THE REQUEST: Each record below should be repeated precisely as written.
▼
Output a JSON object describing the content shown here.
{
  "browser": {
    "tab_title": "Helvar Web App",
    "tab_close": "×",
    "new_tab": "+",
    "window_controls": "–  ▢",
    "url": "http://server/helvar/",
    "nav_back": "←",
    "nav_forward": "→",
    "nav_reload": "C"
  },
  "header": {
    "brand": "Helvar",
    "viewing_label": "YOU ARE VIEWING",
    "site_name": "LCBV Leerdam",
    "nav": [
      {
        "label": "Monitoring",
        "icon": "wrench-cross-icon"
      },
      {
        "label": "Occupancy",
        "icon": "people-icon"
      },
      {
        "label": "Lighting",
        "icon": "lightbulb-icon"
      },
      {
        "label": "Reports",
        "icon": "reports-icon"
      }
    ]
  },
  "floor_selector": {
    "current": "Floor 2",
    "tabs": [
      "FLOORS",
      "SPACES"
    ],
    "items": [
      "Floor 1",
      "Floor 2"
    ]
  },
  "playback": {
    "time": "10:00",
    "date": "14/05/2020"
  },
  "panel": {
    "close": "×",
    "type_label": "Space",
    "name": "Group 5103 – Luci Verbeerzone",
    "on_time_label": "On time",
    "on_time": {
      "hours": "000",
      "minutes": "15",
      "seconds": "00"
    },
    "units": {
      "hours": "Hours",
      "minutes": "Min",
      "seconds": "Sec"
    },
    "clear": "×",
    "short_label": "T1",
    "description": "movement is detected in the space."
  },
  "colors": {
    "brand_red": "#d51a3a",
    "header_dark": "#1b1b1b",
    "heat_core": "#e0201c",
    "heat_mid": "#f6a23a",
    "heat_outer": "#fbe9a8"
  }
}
▲
WRITTEN SOLUTION:
Output a JSON object describing the content shown here.
{
  "browser": {
    "tab_title": "Helvar Web App",
    "tab_close": "×",
    "new_tab": "+",
    "window_controls": "–  ▢",
    "url": "http://server/helvar/",
    "nav_back": "←",
    "nav_forward": "→",
    "nav_reload": "C"
  },
  "header": {
    "brand": "Helvar",
    "viewing_label": "YOU ARE VIEWING",
    "site_name": "LCBV Leerdam",
    "nav": [
      {
        "label": "Monitoring",
        "icon": "wrench-cross-icon"
      },
      {
        "label": "Occupancy",
        "icon": "people-icon"
      },
      {
        "label": "Lighting",
        "icon": "lightbulb-icon"
      },
      {
        "label": "Reports",
        "icon": "reports-icon"
      }
    ]
  },
  "floor_selector": {
    "current": "Floor 2",
    "tabs": [
      "FLOORS",
      "SPACES"
    ],
    "items": [
      "Floor 1",
      "Floor 2"
    ]
  },
  "playback": {
    "time": "10:00",
    "date": "14/05/2020"
  },
  "panel": {
    "close": "×",
    "type_label": "Space",
    "name": "Group 5103 – Luci Verbeerzone",
    "on_time_label": "On time",
    "on_time": {
      "hours": "000",
      "minutes": "15",
      "seconds": "00"
    },
    "units": {
      "hours": "Hours",
      "minutes": "Min",
      "seconds": "Sec"
    },
    "clear": "×",
    "short_label": "T1",
    "description": "movement is detected in the space."
  },
  "colors": {
    "brand_red": "#d51a3a",
    "header_dark": "#1b1b1b",
    "heat_core": "#e0201c",
    "heat_mid": "#f6a23a",
    "heat_outer": "#fbe9a8"
  }
}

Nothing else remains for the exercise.